» **Record excerpts**
☆ ☆ ☆ ☆ ☆ ☆ ☆

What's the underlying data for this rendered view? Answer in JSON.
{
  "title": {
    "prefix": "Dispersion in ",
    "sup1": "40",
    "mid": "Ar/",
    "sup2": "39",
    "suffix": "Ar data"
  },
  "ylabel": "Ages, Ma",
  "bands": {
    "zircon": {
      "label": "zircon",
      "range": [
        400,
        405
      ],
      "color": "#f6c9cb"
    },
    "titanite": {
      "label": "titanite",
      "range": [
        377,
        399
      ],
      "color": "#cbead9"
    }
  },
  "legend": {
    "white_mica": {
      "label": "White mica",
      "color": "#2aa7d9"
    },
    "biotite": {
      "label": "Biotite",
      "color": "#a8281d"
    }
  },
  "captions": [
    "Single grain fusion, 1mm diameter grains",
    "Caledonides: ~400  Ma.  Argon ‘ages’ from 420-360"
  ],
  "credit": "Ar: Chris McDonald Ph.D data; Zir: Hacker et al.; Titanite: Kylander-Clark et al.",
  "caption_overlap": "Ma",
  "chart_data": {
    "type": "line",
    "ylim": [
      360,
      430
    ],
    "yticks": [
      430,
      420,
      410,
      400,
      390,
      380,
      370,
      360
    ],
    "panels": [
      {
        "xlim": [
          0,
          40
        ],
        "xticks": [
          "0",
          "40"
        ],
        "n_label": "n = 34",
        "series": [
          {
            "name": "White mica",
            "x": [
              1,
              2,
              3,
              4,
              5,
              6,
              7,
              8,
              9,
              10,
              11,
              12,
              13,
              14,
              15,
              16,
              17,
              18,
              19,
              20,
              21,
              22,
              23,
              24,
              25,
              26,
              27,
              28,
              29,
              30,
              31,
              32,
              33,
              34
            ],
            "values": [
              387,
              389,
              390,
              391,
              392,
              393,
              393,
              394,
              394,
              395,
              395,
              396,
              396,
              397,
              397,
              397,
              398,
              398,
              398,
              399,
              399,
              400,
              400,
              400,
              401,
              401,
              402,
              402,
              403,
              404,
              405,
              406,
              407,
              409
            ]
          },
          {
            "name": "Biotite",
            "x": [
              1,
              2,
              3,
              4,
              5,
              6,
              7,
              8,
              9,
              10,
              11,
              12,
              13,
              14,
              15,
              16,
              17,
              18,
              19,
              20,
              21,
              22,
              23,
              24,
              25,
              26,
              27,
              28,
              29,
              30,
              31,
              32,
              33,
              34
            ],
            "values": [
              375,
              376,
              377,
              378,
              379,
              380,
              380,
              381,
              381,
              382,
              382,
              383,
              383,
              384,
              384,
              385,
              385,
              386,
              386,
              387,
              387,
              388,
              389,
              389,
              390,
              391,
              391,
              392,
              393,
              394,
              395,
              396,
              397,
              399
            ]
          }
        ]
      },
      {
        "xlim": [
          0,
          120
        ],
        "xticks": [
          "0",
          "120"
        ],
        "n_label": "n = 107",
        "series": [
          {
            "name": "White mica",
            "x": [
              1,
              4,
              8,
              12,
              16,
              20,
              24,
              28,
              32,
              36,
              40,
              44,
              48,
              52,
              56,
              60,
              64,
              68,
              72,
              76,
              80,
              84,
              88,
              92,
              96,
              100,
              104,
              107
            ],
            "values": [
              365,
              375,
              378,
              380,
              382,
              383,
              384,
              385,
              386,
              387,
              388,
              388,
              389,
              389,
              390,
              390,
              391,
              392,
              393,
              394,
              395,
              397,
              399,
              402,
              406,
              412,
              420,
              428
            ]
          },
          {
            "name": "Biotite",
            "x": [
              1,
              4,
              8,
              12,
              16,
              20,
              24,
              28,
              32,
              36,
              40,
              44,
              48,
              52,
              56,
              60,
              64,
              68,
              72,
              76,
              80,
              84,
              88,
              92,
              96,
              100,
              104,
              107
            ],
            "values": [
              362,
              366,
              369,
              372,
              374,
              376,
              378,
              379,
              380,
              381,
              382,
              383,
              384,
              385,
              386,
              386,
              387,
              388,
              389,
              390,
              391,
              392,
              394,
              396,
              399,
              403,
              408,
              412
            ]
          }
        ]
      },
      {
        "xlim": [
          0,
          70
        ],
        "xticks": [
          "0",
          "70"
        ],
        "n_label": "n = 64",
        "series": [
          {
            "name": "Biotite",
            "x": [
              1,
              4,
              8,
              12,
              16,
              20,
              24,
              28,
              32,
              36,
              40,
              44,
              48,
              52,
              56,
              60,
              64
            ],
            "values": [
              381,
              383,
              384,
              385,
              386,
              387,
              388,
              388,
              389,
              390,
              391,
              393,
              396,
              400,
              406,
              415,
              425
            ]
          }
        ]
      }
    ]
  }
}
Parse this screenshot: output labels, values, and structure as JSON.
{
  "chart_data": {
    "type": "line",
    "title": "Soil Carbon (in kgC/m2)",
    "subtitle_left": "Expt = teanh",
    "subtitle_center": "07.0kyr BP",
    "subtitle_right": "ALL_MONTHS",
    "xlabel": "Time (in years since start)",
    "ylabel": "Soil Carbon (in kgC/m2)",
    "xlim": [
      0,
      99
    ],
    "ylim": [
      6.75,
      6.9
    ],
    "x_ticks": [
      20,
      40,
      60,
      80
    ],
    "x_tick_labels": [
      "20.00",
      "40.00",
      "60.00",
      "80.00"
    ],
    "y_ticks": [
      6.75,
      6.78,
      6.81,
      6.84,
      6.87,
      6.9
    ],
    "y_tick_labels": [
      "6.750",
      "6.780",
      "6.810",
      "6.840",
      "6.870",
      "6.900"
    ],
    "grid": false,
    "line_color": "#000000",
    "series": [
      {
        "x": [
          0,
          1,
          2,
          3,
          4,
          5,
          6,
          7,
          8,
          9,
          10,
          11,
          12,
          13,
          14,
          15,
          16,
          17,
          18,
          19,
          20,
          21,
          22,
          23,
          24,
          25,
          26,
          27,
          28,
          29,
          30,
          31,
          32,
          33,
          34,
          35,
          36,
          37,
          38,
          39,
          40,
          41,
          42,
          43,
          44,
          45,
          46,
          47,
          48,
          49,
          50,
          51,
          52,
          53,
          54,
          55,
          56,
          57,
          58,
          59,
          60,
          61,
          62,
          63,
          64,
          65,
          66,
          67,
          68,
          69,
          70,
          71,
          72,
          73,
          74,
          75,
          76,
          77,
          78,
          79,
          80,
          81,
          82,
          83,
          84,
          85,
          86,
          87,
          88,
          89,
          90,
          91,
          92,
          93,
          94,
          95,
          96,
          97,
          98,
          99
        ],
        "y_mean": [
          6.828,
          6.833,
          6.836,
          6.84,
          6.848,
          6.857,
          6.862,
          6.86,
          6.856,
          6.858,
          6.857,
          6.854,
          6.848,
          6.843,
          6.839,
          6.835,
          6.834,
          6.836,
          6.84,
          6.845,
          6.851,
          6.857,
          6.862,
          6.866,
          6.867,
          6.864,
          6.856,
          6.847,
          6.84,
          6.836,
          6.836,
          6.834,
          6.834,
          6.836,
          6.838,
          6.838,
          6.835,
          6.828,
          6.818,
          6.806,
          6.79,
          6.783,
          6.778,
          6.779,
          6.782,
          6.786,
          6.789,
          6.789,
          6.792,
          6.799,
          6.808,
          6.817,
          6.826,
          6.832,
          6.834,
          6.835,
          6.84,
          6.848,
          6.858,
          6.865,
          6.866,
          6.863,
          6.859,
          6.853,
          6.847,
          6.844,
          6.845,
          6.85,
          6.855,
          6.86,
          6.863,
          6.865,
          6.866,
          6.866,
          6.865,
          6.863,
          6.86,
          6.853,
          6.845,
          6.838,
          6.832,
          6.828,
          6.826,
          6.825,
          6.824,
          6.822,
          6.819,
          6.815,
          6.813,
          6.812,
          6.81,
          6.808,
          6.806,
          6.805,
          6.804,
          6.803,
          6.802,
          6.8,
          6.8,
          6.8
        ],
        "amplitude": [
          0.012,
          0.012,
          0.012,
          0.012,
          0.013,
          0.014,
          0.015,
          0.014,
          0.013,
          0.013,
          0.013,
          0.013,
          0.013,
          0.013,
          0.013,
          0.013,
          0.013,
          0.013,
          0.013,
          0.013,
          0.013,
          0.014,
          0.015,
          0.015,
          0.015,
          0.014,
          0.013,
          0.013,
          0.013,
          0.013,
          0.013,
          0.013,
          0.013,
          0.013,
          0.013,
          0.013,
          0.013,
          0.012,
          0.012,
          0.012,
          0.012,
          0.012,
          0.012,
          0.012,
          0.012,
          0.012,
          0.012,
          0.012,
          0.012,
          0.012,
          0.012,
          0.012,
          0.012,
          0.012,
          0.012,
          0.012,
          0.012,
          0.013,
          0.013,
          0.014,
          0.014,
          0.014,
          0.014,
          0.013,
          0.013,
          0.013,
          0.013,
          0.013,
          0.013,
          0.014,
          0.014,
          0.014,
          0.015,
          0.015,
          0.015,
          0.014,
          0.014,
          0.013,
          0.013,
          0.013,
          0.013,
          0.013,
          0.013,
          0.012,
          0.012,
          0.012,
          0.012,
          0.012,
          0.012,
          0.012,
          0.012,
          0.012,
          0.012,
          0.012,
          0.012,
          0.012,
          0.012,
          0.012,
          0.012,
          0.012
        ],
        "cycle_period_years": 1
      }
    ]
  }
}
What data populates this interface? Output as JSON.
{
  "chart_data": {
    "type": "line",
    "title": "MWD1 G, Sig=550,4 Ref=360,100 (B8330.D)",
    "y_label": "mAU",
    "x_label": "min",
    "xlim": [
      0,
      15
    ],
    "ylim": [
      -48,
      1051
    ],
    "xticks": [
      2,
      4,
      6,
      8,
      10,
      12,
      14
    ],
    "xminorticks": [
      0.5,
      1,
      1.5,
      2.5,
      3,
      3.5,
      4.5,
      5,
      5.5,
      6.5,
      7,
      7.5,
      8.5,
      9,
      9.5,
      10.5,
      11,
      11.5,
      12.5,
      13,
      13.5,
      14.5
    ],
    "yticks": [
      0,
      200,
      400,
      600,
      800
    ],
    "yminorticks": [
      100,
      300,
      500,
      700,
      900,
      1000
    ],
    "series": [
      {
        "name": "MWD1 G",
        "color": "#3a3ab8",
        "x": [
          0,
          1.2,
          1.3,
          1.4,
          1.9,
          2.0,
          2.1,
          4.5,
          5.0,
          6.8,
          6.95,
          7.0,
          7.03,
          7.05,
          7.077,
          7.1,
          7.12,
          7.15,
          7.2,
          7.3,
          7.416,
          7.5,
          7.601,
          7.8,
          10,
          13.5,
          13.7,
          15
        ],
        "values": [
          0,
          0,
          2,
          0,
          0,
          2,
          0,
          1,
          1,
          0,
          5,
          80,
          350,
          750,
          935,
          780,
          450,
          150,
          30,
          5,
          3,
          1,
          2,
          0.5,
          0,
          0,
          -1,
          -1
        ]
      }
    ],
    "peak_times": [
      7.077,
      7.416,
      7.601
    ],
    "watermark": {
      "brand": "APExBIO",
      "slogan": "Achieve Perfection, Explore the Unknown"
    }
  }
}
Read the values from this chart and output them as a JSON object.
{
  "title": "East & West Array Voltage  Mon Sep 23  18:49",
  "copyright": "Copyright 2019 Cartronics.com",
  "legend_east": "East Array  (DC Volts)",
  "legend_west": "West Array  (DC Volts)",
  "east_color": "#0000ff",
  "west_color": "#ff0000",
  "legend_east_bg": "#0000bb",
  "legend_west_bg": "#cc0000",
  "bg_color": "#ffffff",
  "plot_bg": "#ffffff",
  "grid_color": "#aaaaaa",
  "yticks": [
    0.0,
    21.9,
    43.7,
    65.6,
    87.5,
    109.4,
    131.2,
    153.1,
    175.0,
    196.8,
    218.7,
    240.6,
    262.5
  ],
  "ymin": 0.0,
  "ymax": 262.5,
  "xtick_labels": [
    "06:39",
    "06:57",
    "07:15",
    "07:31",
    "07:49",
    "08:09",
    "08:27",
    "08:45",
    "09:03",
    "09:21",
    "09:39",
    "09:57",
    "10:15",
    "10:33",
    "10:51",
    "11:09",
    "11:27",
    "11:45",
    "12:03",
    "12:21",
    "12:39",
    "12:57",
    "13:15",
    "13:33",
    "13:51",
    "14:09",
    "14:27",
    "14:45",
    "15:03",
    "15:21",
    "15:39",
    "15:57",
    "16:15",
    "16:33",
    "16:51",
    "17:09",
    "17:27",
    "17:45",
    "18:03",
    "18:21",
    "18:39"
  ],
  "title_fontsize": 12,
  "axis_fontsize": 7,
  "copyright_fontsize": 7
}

☆ ☆ ☆ ☆ ☆ ☆ ☆

» **Exercise task**
Your answer should be one number: the count of lines in the data above that include the word "Volts".

» **Reply**
2